■ LISTED RECORDS:
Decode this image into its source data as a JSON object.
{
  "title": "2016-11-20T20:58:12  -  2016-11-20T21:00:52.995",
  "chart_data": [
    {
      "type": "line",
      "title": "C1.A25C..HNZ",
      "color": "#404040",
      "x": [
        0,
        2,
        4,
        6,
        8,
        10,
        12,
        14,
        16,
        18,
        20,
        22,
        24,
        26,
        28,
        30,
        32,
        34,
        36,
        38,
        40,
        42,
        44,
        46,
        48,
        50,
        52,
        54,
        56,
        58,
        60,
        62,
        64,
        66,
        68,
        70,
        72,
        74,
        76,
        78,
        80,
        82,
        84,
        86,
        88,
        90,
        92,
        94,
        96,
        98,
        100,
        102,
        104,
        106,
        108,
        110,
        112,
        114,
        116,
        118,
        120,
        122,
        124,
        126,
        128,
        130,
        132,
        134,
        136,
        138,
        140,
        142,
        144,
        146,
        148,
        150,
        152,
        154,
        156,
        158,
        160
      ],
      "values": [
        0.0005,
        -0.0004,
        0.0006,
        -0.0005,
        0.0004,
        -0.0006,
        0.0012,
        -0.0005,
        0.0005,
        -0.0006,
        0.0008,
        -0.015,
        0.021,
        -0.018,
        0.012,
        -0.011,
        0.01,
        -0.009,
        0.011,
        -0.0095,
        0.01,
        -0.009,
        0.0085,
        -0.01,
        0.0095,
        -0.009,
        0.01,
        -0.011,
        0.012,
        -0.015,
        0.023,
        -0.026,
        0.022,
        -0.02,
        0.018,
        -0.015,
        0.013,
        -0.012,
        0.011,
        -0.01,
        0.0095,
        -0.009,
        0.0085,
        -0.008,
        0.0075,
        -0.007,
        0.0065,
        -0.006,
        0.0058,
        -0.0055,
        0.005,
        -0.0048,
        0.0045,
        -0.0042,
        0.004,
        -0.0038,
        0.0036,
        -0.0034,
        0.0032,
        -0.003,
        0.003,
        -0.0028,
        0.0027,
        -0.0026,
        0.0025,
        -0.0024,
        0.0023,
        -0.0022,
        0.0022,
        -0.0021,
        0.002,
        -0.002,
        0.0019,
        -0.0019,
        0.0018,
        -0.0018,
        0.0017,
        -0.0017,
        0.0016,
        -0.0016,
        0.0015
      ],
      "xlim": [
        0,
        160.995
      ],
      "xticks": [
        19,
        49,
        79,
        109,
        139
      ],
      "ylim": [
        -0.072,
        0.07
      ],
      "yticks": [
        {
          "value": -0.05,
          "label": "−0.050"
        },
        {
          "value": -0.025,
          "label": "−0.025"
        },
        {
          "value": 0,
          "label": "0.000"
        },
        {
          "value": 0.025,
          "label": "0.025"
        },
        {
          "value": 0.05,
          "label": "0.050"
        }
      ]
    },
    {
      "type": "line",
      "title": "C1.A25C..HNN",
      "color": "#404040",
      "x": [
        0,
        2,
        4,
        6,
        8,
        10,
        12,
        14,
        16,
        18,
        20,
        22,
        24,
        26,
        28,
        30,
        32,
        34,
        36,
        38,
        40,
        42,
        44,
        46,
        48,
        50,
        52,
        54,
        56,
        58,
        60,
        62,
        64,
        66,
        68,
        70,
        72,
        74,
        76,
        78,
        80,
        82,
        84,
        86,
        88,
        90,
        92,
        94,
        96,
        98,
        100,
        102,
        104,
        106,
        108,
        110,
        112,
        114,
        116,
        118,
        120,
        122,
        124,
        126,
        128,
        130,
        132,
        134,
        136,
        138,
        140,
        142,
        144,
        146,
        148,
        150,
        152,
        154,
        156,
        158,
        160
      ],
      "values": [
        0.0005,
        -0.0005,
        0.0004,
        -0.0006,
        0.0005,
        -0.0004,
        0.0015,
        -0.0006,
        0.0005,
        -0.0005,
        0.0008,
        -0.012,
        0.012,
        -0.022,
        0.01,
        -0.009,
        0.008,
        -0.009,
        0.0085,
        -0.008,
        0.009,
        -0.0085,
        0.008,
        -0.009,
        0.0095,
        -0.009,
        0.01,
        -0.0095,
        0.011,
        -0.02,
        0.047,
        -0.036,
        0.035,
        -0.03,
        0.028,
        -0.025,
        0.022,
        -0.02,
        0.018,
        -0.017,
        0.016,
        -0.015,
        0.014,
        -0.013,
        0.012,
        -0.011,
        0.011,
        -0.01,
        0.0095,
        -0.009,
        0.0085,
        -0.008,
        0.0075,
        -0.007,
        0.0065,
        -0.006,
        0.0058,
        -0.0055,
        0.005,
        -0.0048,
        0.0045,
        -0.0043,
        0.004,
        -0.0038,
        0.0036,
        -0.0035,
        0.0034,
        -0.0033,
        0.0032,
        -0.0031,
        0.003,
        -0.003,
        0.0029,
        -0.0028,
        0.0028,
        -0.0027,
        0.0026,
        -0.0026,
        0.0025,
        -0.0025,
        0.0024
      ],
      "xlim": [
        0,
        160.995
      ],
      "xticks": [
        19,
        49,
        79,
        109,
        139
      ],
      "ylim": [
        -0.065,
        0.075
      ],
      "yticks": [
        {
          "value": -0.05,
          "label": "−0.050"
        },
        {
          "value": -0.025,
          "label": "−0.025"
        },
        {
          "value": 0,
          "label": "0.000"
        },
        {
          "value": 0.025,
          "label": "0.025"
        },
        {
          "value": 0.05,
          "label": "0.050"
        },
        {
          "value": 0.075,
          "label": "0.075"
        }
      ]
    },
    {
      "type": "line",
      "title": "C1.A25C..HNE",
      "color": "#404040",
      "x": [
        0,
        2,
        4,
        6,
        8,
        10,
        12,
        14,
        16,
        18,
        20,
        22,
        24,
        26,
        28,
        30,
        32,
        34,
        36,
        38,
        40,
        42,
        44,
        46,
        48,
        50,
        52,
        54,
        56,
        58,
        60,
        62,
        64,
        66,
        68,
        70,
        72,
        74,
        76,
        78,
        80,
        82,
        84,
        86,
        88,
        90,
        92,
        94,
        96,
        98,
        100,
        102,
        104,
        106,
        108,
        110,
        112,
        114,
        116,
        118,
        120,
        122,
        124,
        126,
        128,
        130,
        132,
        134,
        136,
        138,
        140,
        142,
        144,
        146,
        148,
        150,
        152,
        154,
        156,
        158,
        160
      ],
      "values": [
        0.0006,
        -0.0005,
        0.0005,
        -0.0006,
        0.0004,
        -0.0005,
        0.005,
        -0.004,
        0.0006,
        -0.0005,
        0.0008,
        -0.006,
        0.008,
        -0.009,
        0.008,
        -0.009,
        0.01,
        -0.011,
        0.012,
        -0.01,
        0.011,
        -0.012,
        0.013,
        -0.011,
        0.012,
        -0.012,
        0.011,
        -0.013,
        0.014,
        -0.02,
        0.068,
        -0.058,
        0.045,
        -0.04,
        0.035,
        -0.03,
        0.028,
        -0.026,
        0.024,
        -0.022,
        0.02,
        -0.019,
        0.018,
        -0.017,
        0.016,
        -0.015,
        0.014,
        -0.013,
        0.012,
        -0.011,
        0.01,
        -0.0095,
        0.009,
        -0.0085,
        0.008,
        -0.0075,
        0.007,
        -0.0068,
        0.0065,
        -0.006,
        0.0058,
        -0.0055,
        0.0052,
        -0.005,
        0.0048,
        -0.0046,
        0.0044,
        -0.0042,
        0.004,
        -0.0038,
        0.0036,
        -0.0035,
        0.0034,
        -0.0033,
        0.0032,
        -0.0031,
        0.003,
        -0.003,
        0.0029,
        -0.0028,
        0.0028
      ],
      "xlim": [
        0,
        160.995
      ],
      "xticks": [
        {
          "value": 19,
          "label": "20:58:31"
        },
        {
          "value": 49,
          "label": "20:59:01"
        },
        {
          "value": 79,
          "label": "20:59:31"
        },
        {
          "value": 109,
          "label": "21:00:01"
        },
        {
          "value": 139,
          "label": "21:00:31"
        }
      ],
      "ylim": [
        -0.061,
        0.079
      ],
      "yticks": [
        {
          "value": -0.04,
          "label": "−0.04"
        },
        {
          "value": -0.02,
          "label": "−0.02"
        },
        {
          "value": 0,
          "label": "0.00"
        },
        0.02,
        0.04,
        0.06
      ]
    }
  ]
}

■ TASK GOAL: Search the data for "title". Copy every matching line.

■ TASK OUTPUT:
  "title": "2016-11-20T20:58:12  -  2016-11-20T21:00:52.995",
      "title": "C1.A25C..HNZ",
      "title": "C1.A25C..HNN",
      "title": "C1.A25C..HNE",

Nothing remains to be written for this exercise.